# Goal
Reproduce the entire listing word for word.
═════ Data excerpts
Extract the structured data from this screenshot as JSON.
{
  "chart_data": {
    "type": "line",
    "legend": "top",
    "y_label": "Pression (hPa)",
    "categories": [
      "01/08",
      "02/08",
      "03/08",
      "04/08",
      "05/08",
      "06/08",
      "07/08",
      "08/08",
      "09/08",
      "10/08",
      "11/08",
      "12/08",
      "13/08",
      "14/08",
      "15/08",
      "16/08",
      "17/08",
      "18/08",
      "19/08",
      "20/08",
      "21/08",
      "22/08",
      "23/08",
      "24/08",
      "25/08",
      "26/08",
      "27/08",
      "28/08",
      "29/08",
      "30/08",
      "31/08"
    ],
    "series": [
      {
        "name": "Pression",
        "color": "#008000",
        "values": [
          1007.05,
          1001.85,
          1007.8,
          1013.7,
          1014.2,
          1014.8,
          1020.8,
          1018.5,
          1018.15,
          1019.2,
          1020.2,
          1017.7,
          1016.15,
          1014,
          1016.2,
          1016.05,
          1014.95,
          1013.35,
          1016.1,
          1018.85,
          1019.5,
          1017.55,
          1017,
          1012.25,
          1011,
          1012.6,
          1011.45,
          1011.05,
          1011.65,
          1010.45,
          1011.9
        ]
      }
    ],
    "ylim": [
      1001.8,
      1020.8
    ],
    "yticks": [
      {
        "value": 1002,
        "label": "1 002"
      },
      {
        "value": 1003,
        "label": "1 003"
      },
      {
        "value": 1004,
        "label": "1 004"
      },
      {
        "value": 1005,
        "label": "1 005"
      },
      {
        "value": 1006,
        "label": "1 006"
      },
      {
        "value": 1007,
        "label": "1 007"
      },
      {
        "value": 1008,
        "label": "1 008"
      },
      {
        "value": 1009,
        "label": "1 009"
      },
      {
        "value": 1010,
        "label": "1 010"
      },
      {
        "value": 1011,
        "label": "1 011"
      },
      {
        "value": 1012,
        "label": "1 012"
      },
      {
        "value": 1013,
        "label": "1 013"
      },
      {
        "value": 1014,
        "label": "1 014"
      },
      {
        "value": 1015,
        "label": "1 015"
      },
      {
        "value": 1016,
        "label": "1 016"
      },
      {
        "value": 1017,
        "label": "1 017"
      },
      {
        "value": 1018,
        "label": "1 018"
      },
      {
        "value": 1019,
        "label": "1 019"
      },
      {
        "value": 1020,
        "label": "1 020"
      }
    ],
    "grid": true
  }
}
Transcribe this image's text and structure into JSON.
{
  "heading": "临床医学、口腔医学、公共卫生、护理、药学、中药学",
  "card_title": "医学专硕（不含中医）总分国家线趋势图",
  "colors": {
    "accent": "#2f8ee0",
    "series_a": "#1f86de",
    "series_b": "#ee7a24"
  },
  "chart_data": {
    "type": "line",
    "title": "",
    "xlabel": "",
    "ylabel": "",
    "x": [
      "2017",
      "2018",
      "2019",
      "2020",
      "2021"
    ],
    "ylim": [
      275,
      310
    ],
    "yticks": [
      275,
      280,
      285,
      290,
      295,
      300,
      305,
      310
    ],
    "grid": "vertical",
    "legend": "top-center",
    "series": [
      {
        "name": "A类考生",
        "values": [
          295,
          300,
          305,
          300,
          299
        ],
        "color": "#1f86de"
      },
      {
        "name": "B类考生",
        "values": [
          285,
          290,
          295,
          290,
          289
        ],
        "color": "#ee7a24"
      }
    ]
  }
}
══════════
# Solution for this task
Extract the structured data from this screenshot as JSON.
{
  "chart_data": {
    "type": "line",
    "legend": "top",
    "y_label": "Pression (hPa)",
    "categories": [
      "01/08",
      "02/08",
      "03/08",
      "04/08",
      "05/08",
      "06/08",
      "07/08",
      "08/08",
      "09/08",
      "10/08",
      "11/08",
      "12/08",
      "13/08",
      "14/08",
      "15/08",
      "16/08",
      "17/08",
      "18/08",
      "19/08",
      "20/08",
      "21/08",
      "22/08",
      "23/08",
      "24/08",
      "25/08",
      "26/08",
      "27/08",
      "28/08",
      "29/08",
      "30/08",
      "31/08"
    ],
    "series": [
      {
        "name": "Pression",
        "color": "#008000",
        "values": [
          1007.05,
          1001.85,
          1007.8,
          1013.7,
          1014.2,
          1014.8,
          1020.8,
          1018.5,
          1018.15,
          1019.2,
          1020.2,
          1017.7,
          1016.15,
          1014,
          1016.2,
          1016.05,
          1014.95,
          1013.35,
          1016.1,
          1018.85,
          1019.5,
          1017.55,
          1017,
          1012.25,
          1011,
          1012.6,
          1011.45,
          1011.05,
          1011.65,
          1010.45,
          1011.9
        ]
      }
    ],
    "ylim": [
      1001.8,
      1020.8
    ],
    "yticks": [
      {
        "value": 1002,
        "label": "1 002"
      },
      {
        "value": 1003,
        "label": "1 003"
      },
      {
        "value": 1004,
        "label": "1 004"
      },
      {
        "value": 1005,
        "label": "1 005"
      },
      {
        "value": 1006,
        "label": "1 006"
      },
      {
        "value": 1007,
        "label": "1 007"
      },
      {
        "value": 1008,
        "label": "1 008"
      },
      {
        "value": 1009,
        "label": "1 009"
      },
      {
        "value": 1010,
        "label": "1 010"
      },
      {
        "value": 1011,
        "label": "1 011"
      },
      {
        "value": 1012,
        "label": "1 012"
      },
      {
        "value": 1013,
        "label": "1 013"
      },
      {
        "value": 1014,
        "label": "1 014"
      },
      {
        "value": 1015,
        "label": "1 015"
      },
      {
        "value": 1016,
        "label": "1 016"
      },
      {
        "value": 1017,
        "label": "1 017"
      },
      {
        "value": 1018,
        "label": "1 018"
      },
      {
        "value": 1019,
        "label": "1 019"
      },
      {
        "value": 1020,
        "label": "1 020"
      }
    ],
    "grid": true
  }
}
Transcribe this image's text and structure into JSON.
{
  "heading": "临床医学、口腔医学、公共卫生、护理、药学、中药学",
  "card_title": "医学专硕（不含中医）总分国家线趋势图",
  "colors": {
    "accent": "#2f8ee0",
    "series_a": "#1f86de",
    "series_b": "#ee7a24"
  },
  "chart_data": {
    "type": "line",
    "title": "",
    "xlabel": "",
    "ylabel": "",
    "x": [
      "2017",
      "2018",
      "2019",
      "2020",
      "2021"
    ],
    "ylim": [
      275,
      310
    ],
    "yticks": [
      275,
      280,
      285,
      290,
      295,
      300,
      305,
      310
    ],
    "grid": "vertical",
    "legend": "top-center",
    "series": [
      {
        "name": "A类考生",
        "values": [
          295,
          300,
          305,
          300,
          299
        ],
        "color": "#1f86de"
      },
      {
        "name": "B类考生",
        "values": [
          285,
          290,
          295,
          290,
          289
        ],
        "color": "#ee7a24"
      }
    ]
  }
}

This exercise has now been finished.